Dataset excerpt:
◆ ◆ ◆ ◆

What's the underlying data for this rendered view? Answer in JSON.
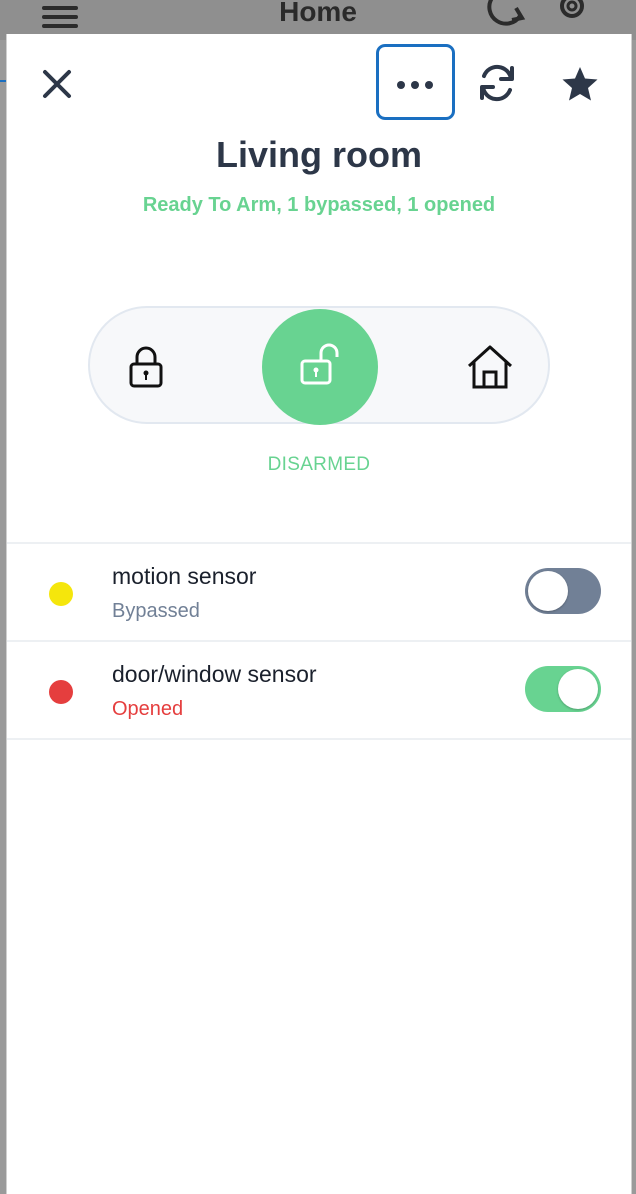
{
  "background": {
    "title": "Home",
    "icons": [
      "menu-icon",
      "refresh-icon",
      "gear-icon"
    ]
  },
  "toolbar": {
    "close_icon": "close-icon",
    "more_icon": "more-horizontal-icon",
    "refresh_icon": "refresh-icon",
    "favorite_icon": "star-icon"
  },
  "panel": {
    "title": "Living room",
    "subtitle": "Ready To Arm, 1 bypassed, 1 opened"
  },
  "arm_modes": {
    "options": [
      "away-lock-icon",
      "disarm-unlock-icon",
      "home-icon"
    ],
    "selected": "disarm-unlock-icon",
    "state_label": "DISARMED"
  },
  "sensors": [
    {
      "name": "motion sensor",
      "status": "Bypassed",
      "dot_color": "#f5e60c",
      "status_color": "#718096",
      "toggle_on": false
    },
    {
      "name": "door/window sensor",
      "status": "Opened",
      "dot_color": "#e53e3e",
      "status_color": "#e53e3e",
      "toggle_on": true
    }
  ],
  "colors": {
    "accent": "#68d391",
    "highlight": "#1a6fc1",
    "toggle_off": "#718096",
    "text_dark": "#2d3748"
  }
}
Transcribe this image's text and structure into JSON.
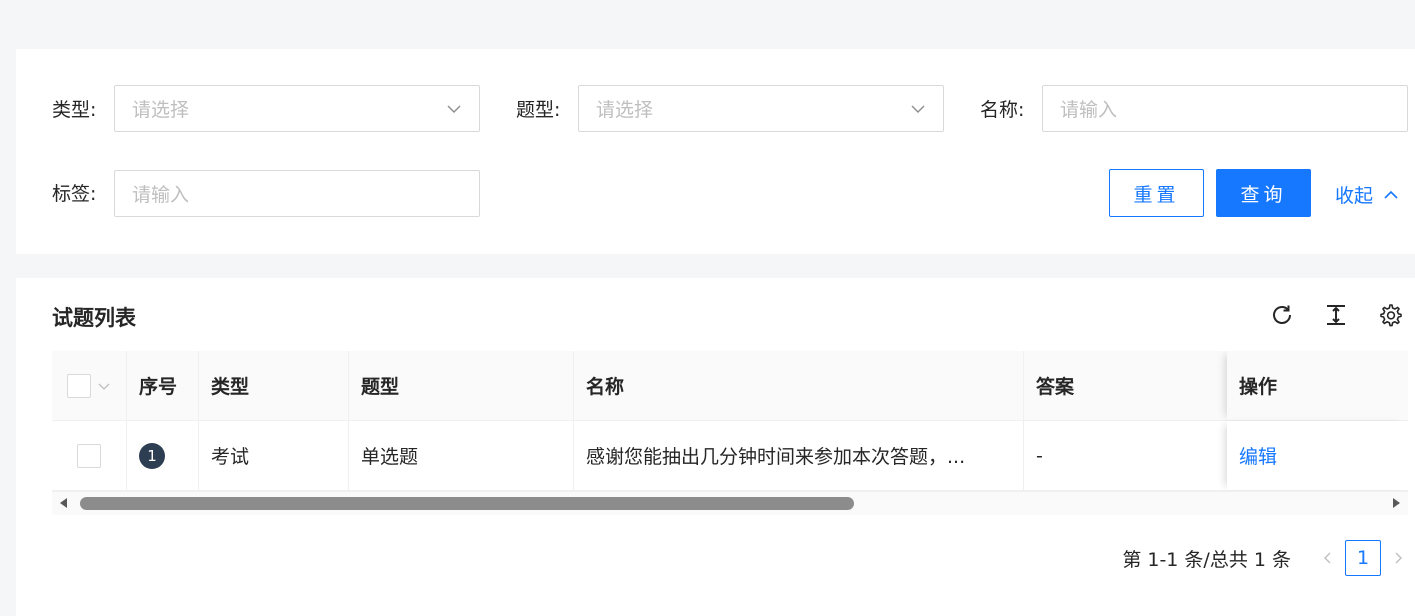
{
  "filters": {
    "type_label": "类型:",
    "type_placeholder": "请选择",
    "qtype_label": "题型:",
    "qtype_placeholder": "请选择",
    "name_label": "名称:",
    "name_placeholder": "请输入",
    "tag_label": "标签:",
    "tag_placeholder": "请输入",
    "reset_label": "重置",
    "query_label": "查询",
    "collapse_label": "收起"
  },
  "table": {
    "title": "试题列表",
    "columns": {
      "index": "序号",
      "type": "类型",
      "qtype": "题型",
      "name": "名称",
      "answer": "答案",
      "operation": "操作"
    },
    "rows": [
      {
        "index": "1",
        "type": "考试",
        "qtype": "单选题",
        "name": "感谢您能抽出几分钟时间来参加本次答题，...",
        "answer": "-",
        "operation": "编辑"
      }
    ]
  },
  "pagination": {
    "total_text": "第 1-1 条/总共 1 条",
    "current_page": "1"
  },
  "colors": {
    "primary": "#1677ff",
    "badge": "#2d3e53"
  },
  "icons": [
    "chevron-down-icon",
    "chevron-up-icon",
    "refresh-icon",
    "column-height-icon",
    "settings-icon",
    "chevron-left-icon",
    "chevron-right-icon"
  ]
}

◆ ◆ ◆ ◆

_Exercise task_: Working from the line that contains "Transcribe this image's" to the last line of the listing, please quote each line exactly, pictures excluded.

_The completed task_:
Transcribe this image's text and structure into JSON.
{
  "filters": {
    "type_label": "类型:",
    "type_placeholder": "请选择",
    "qtype_label": "题型:",
    "qtype_placeholder": "请选择",
    "name_label": "名称:",
    "name_placeholder": "请输入",
    "tag_label": "标签:",
    "tag_placeholder": "请输入",
    "reset_label": "重置",
    "query_label": "查询",
    "collapse_label": "收起"
  },
  "table": {
    "title": "试题列表",
    "columns": {
      "index": "序号",
      "type": "类型",
      "qtype": "题型",
      "name": "名称",
      "answer": "答案",
      "operation": "操作"
    },
    "rows": [
      {
        "index": "1",
        "type": "考试",
        "qtype": "单选题",
        "name": "感谢您能抽出几分钟时间来参加本次答题，...",
        "answer": "-",
        "operation": "编辑"
      }
    ]
  },
  "pagination": {
    "total_text": "第 1-1 条/总共 1 条",
    "current_page": "1"
  },
  "colors": {
    "primary": "#1677ff",
    "badge": "#2d3e53"
  },
  "icons": [
    "chevron-down-icon",
    "chevron-up-icon",
    "refresh-icon",
    "column-height-icon",
    "settings-icon",
    "chevron-left-icon",
    "chevron-right-icon"
  ]
}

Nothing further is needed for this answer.